| What to work on |
Any picture among the records should be left out, please; retype the rest exactly.

| Data listing |
┄┄┄┄┄┄┄┄┄┄┄┄┄┄┄┄┄┄┄┄
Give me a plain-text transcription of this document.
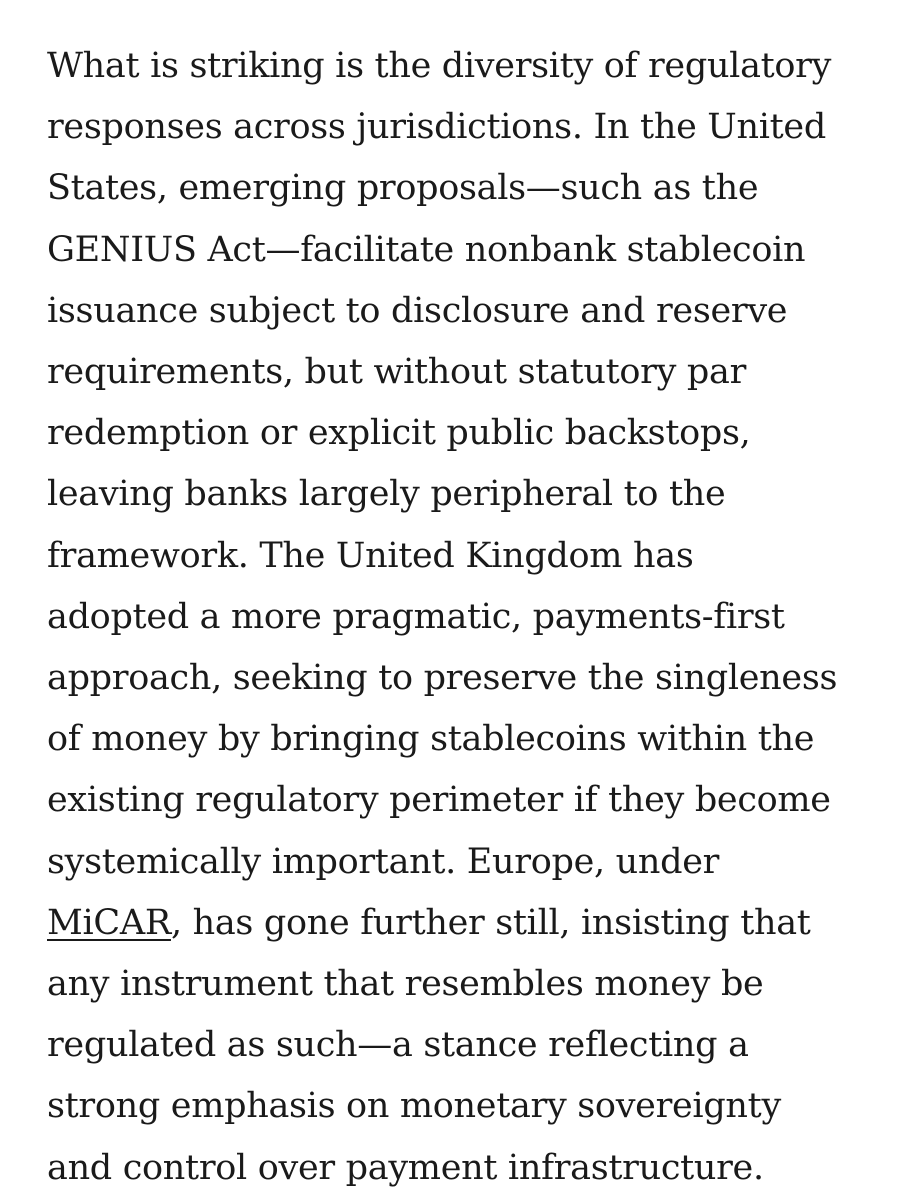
What is striking is the diversity of regulatory
responses across jurisdictions. In the United
States, emerging proposals—such as the
GENIUS Act—facilitate nonbank stablecoin
issuance subject to disclosure and reserve
requirements, but without statutory par
redemption or explicit public backstops,
leaving banks largely peripheral to the
framework. The United Kingdom has
adopted a more pragmatic, payments-first
approach, seeking to preserve the singleness
of money by bringing stablecoins within the
existing regulatory perimeter if they become
systemically important. Europe, under
MiCAR, has gone further still, insisting that
any instrument that resembles money be
regulated as such—a stance reflecting a
strong emphasis on monetary sovereignty
and control over payment infrastructure.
┄┄┄┄┄┄┄┄┄┄┄┄┄┄┄┄┄┄┄┄
| Expected answer |
Give me a plain-text transcription of this document.
What is striking is the diversity of regulatory
responses across jurisdictions. In the United
States, emerging proposals—such as the
GENIUS Act—facilitate nonbank stablecoin
issuance subject to disclosure and reserve
requirements, but without statutory par
redemption or explicit public backstops,
leaving banks largely peripheral to the
framework. The United Kingdom has
adopted a more pragmatic, payments-first
approach, seeking to preserve the singleness
of money by bringing stablecoins within the
existing regulatory perimeter if they become
systemically important. Europe, under
MiCAR, has gone further still, insisting that
any instrument that resembles money be
regulated as such—a stance reflecting a
strong emphasis on monetary sovereignty
and control over payment infrastructure.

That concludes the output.